=== Stated problem ===
Where a line of the material contains the string "JSON", copy that line.

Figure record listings
⁂

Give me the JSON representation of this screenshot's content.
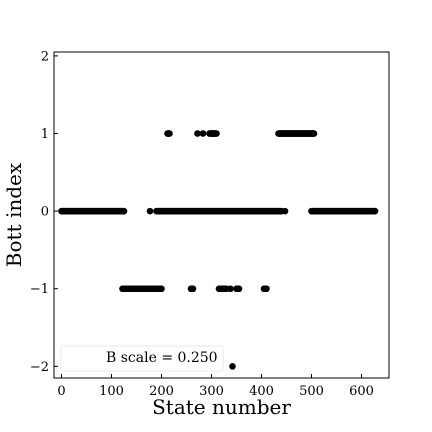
{
  "chart_data": {
    "type": "scatter",
    "xlabel": "State number",
    "ylabel": "Bott index",
    "xlim": [
      -15,
      655
    ],
    "ylim": [
      -2.15,
      2.05
    ],
    "xticks": [
      0,
      100,
      200,
      300,
      400,
      500,
      600
    ],
    "yticks": [
      -2,
      -1,
      0,
      1,
      2
    ],
    "xtick_labels": [
      "0",
      "100",
      "200",
      "300",
      "400",
      "500",
      "600"
    ],
    "ytick_labels": [
      "−2",
      "−1",
      "0",
      "1",
      "2"
    ],
    "grid": false,
    "legend_position": "lower-left",
    "legend": {
      "label": "B scale = 0.250"
    },
    "marker_color": "#000000",
    "runs": [
      {
        "x_start": 0,
        "x_end": 125,
        "y": 0
      },
      {
        "x_start": 122,
        "x_end": 200,
        "y": -1
      },
      {
        "x_start": 177,
        "x_end": 177,
        "y": 0
      },
      {
        "x_start": 190,
        "x_end": 440,
        "y": 0
      },
      {
        "x_start": 212,
        "x_end": 216,
        "y": 1
      },
      {
        "x_start": 259,
        "x_end": 263,
        "y": -1
      },
      {
        "x_start": 272,
        "x_end": 272,
        "y": 1
      },
      {
        "x_start": 283,
        "x_end": 283,
        "y": 1
      },
      {
        "x_start": 296,
        "x_end": 310,
        "y": 1
      },
      {
        "x_start": 315,
        "x_end": 330,
        "y": -1
      },
      {
        "x_start": 338,
        "x_end": 338,
        "y": -1
      },
      {
        "x_start": 342,
        "x_end": 342,
        "y": -2
      },
      {
        "x_start": 350,
        "x_end": 355,
        "y": -1
      },
      {
        "x_start": 405,
        "x_end": 410,
        "y": -1
      },
      {
        "x_start": 434,
        "x_end": 505,
        "y": 1
      },
      {
        "x_start": 447,
        "x_end": 447,
        "y": 0
      },
      {
        "x_start": 500,
        "x_end": 627,
        "y": 0
      }
    ]
  }
}
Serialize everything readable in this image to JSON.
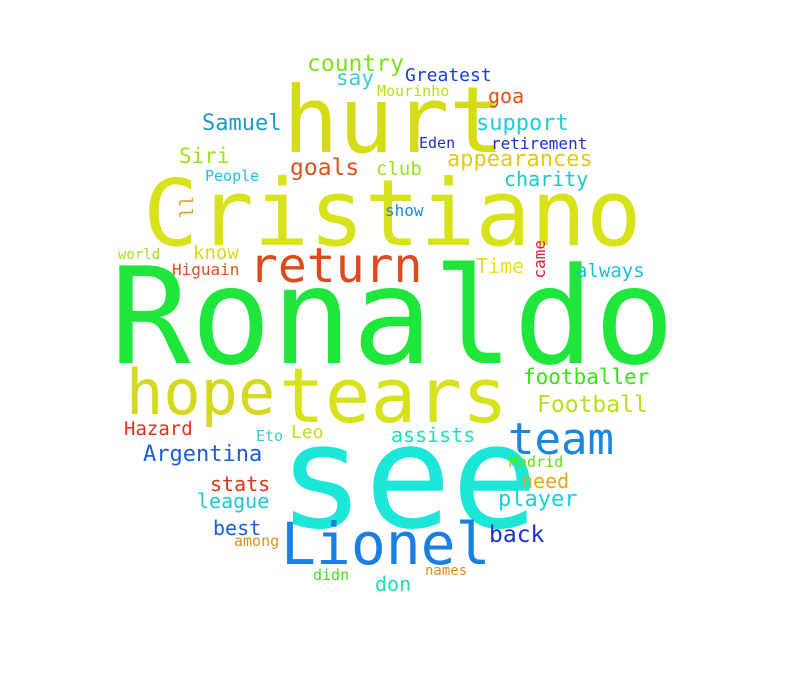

⁂

=== Answer to this exercise ===
Give me the JSON representation of this screenshot's content.
Serialize everything readable in this image to JSON.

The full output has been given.